> Stated exercise:
Find the lines below that contain the string "noise". Copy each one.
☆ ☆ ☆
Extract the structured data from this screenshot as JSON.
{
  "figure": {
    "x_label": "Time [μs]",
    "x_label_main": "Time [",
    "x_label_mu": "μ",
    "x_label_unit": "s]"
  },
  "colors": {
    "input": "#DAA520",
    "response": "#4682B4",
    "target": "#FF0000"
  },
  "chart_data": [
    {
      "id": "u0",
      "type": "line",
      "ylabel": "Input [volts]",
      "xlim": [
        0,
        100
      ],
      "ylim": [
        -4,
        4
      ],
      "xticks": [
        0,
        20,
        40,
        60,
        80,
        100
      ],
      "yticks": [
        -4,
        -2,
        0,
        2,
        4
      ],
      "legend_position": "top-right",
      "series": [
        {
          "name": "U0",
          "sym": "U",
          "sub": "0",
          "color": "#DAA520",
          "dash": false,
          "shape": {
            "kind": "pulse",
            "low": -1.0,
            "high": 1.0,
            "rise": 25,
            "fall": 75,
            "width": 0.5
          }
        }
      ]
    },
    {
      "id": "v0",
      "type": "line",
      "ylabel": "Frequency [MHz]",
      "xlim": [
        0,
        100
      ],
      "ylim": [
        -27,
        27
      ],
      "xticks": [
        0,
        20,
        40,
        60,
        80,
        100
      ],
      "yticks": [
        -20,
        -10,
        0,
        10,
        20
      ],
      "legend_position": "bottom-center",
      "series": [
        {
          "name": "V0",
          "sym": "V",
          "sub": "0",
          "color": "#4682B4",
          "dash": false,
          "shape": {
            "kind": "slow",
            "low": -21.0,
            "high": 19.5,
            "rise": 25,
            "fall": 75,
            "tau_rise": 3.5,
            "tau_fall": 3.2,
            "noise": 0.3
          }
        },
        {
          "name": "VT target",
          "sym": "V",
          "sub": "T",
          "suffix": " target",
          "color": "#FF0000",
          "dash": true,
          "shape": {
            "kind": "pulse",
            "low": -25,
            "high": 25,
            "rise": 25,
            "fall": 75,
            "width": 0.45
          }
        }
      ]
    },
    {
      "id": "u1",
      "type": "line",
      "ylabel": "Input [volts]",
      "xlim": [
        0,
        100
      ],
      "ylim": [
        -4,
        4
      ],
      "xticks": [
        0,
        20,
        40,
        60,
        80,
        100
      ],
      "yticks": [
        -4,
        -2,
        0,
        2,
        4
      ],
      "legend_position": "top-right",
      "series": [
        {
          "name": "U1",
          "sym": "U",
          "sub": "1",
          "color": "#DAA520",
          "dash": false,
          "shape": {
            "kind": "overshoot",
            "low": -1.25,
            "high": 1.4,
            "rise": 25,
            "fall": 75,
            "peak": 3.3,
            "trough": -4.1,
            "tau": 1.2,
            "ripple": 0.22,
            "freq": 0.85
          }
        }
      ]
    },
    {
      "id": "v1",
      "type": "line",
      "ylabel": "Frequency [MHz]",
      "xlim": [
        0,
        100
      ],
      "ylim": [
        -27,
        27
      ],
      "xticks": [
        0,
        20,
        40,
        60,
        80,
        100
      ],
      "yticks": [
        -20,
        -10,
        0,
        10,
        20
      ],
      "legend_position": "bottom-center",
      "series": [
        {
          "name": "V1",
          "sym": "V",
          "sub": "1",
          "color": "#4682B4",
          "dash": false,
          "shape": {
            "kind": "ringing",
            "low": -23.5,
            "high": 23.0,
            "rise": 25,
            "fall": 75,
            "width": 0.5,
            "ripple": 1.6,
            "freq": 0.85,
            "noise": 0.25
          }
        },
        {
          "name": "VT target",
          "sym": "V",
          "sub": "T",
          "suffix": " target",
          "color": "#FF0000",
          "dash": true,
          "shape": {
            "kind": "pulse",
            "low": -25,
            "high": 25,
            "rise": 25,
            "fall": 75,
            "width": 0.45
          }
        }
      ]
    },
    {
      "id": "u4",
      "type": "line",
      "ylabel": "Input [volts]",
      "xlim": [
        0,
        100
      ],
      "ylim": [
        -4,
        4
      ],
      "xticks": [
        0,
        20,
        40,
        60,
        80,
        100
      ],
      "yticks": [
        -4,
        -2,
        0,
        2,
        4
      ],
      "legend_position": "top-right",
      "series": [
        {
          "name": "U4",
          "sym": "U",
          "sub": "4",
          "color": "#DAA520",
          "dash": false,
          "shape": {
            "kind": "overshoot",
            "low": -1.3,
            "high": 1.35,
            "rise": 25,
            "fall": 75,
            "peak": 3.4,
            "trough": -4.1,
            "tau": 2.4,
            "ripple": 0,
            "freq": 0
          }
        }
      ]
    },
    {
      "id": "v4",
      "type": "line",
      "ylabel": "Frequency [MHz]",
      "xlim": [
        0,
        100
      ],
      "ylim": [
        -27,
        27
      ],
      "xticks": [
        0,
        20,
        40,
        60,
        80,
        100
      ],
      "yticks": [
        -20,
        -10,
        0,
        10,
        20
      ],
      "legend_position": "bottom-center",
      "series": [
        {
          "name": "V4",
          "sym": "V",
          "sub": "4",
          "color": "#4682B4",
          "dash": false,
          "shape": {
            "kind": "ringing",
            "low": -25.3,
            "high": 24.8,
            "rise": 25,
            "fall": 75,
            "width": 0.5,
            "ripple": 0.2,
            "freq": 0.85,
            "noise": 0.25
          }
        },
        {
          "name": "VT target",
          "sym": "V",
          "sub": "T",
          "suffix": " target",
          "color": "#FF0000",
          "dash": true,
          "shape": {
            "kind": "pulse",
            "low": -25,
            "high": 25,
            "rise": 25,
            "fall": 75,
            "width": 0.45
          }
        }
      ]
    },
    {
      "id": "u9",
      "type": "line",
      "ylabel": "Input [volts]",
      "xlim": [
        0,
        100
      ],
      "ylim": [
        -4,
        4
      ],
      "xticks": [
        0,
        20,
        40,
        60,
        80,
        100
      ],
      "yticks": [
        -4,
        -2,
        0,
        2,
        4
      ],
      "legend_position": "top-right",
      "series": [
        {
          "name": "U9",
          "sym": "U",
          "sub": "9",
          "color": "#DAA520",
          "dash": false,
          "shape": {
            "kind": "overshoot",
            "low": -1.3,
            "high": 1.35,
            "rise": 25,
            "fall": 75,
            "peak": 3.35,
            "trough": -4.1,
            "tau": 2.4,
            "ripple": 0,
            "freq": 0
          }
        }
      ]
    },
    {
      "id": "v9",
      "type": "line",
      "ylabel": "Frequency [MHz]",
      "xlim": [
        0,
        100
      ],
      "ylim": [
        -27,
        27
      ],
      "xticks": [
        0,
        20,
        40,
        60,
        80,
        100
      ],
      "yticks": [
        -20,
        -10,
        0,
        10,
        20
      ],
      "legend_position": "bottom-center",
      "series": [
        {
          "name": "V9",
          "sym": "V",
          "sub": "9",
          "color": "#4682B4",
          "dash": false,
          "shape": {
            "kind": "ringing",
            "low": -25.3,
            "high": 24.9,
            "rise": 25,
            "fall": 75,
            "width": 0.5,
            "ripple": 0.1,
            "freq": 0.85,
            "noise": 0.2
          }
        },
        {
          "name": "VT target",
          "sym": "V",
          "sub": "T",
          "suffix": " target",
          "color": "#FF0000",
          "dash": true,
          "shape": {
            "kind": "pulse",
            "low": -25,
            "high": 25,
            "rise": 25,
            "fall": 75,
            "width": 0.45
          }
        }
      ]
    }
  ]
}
☆ ☆ ☆
> Exercise response:
            "noise": 0.3
            "noise": 0.25
            "noise": 0.25
            "noise": 0.2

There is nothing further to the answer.